● **YOUR INSTRUCTIONS**
How many lines hold the string "structure"? Give only the number.

-- Begin INPUT --

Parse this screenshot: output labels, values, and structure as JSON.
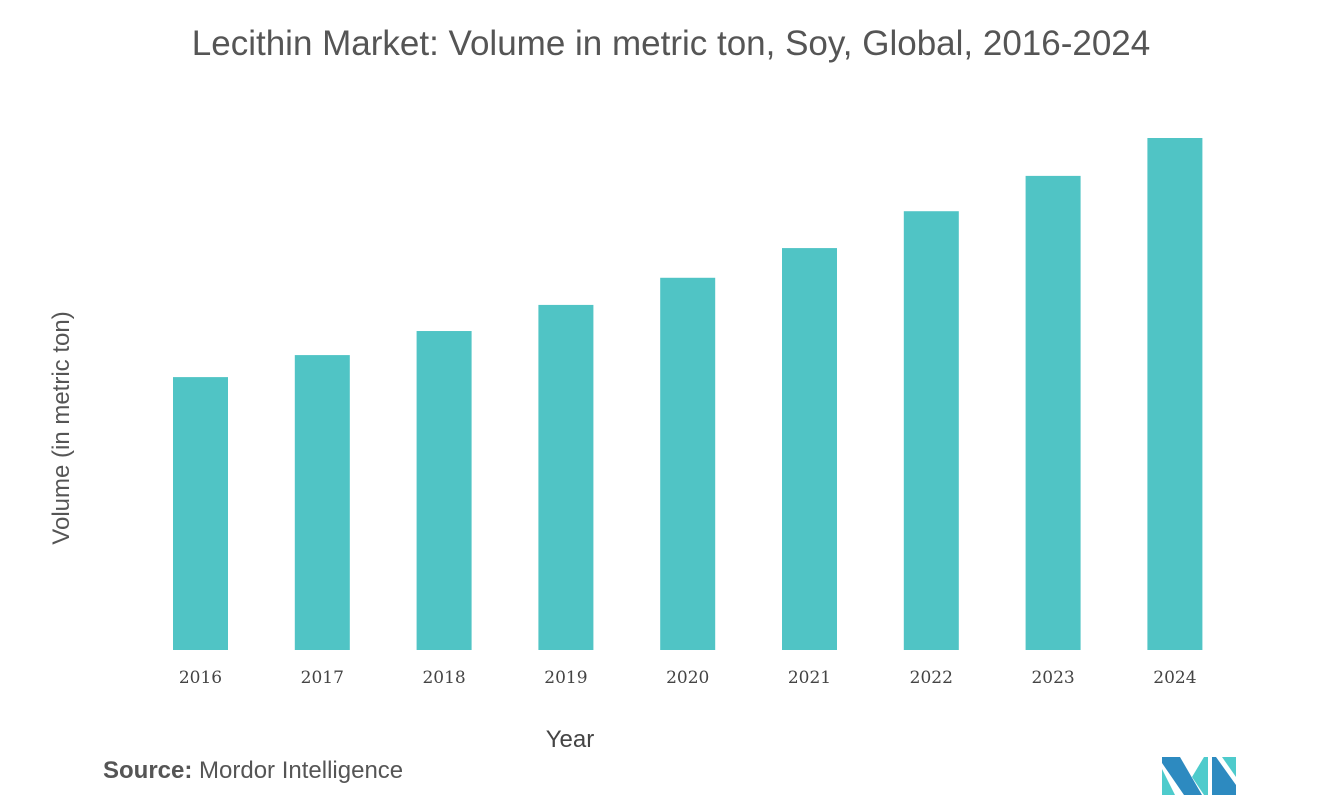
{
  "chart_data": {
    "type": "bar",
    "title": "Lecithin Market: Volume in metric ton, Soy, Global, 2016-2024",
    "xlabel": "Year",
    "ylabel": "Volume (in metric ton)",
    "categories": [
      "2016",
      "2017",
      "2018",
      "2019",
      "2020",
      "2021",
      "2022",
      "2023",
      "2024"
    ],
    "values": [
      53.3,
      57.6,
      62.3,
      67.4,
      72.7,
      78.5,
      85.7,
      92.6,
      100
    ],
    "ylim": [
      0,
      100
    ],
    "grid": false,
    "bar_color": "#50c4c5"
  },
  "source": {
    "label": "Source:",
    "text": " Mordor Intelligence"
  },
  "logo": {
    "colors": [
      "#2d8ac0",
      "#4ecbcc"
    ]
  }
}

-- End INPUT --
-- Begin INPUT --

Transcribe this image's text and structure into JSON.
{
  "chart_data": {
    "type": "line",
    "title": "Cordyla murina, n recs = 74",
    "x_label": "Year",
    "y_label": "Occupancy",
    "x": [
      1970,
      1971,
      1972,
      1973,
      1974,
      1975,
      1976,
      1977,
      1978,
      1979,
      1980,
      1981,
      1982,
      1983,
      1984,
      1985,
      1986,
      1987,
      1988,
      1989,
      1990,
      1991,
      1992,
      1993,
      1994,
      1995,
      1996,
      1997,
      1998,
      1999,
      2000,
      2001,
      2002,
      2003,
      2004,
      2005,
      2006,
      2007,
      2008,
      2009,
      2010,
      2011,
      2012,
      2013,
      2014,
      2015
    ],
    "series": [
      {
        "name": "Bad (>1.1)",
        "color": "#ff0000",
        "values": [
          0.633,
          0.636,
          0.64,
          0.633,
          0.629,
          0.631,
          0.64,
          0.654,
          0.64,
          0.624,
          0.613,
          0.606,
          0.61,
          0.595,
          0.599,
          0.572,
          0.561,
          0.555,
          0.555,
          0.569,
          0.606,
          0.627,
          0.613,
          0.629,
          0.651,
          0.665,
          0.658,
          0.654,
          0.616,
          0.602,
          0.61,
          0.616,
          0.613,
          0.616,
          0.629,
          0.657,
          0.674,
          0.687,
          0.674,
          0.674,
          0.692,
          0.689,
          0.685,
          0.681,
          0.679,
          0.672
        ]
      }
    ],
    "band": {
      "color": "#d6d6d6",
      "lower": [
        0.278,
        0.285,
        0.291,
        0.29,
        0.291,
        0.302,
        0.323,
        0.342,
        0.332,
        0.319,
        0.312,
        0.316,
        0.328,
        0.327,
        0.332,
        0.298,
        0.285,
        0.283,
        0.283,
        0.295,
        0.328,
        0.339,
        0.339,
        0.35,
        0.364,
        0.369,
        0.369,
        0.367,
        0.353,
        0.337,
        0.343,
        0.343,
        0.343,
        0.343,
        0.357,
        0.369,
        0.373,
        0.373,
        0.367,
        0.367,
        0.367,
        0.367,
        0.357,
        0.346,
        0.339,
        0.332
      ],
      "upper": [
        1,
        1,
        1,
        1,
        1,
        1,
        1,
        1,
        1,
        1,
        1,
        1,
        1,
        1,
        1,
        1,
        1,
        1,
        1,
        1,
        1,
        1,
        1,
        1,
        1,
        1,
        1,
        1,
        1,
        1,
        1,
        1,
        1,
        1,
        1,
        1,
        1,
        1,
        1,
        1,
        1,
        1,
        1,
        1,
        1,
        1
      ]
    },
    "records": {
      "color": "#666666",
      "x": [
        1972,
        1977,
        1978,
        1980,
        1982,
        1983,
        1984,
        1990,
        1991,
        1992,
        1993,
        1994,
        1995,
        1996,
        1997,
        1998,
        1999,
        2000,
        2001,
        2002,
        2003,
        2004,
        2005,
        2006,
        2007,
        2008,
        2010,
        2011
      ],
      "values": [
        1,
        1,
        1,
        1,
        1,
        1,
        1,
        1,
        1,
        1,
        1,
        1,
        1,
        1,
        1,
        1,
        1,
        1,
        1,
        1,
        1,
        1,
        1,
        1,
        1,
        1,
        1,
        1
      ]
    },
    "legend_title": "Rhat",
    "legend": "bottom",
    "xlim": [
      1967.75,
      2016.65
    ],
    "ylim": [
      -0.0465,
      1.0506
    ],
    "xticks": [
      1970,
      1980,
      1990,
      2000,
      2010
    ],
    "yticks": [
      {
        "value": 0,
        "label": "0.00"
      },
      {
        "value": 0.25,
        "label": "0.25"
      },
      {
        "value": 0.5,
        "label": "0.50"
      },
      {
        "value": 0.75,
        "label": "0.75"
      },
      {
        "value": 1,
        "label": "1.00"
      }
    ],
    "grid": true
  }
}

-- End INPUT --

● **COMPLETE ANSWER**
2